Write out each line from the data below that includes the word "设计意图".

• [Provided information]
________________________________________

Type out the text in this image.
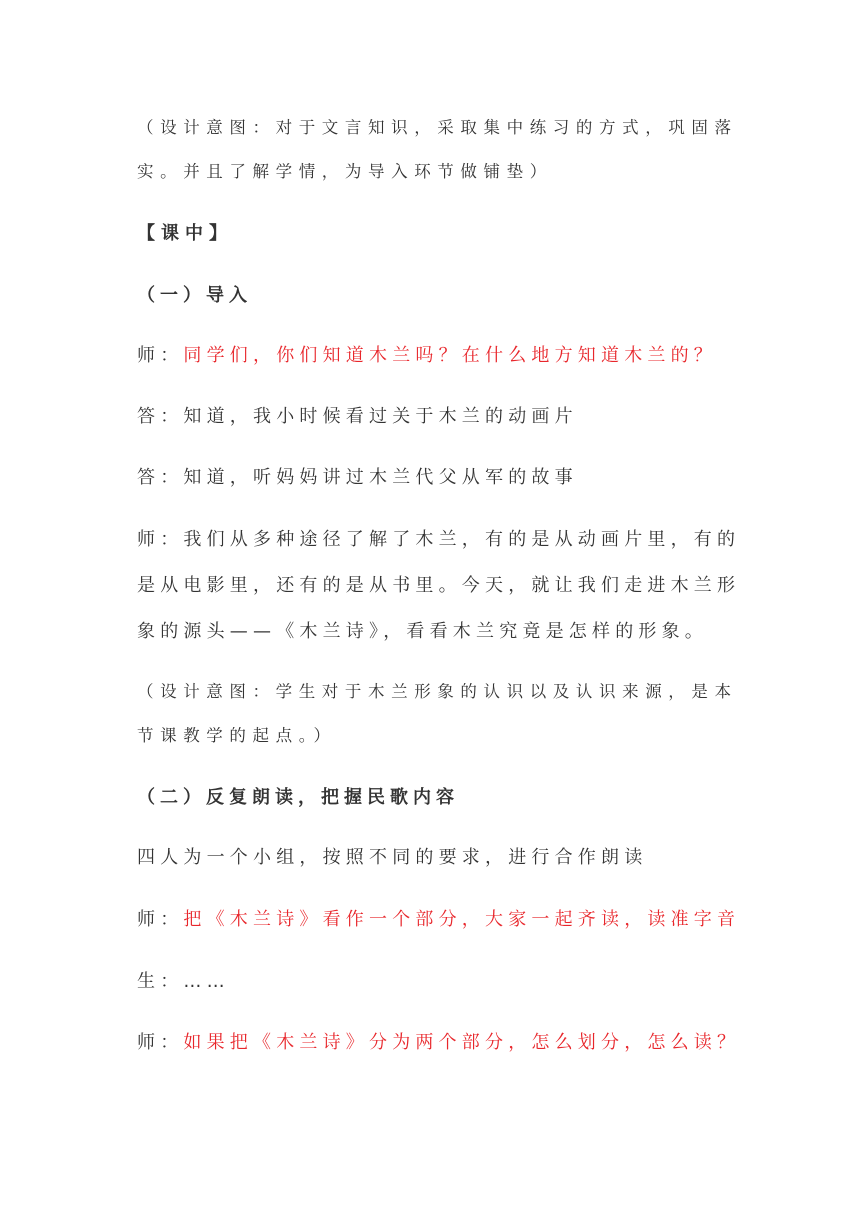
（设计意图：对于文言知识，采取集中练习的方式，巩固落
实。并且了解学情，为导入环节做铺垫）
【课中】
（一）导入
师：同学们，你们知道木兰吗？在什么地方知道木兰的？
答：知道，我小时候看过关于木兰的动画片
答：知道，听妈妈讲过木兰代父从军的故事
师：我们从多种途径了解了木兰，有的是从动画片里，有的
是从电影里，还有的是从书里。今天，就让我们走进木兰形
象的源头——《木兰诗》，看看木兰究竟是怎样的形象。
（设计意图：学生对于木兰形象的认识以及认识来源，是本
节课教学的起点。）
（二）反复朗读，把握民歌内容
四人为一个小组，按照不同的要求，进行合作朗读
师：把《木兰诗》看作一个部分，大家一起齐读，读准字音
生：……
师：如果把《木兰诗》分为两个部分，怎么划分，怎么读？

________________________________________

• [Expected output]
（设计意图：对于文言知识，采取集中练习的方式，巩固落
（设计意图：学生对于木兰形象的认识以及认识来源，是本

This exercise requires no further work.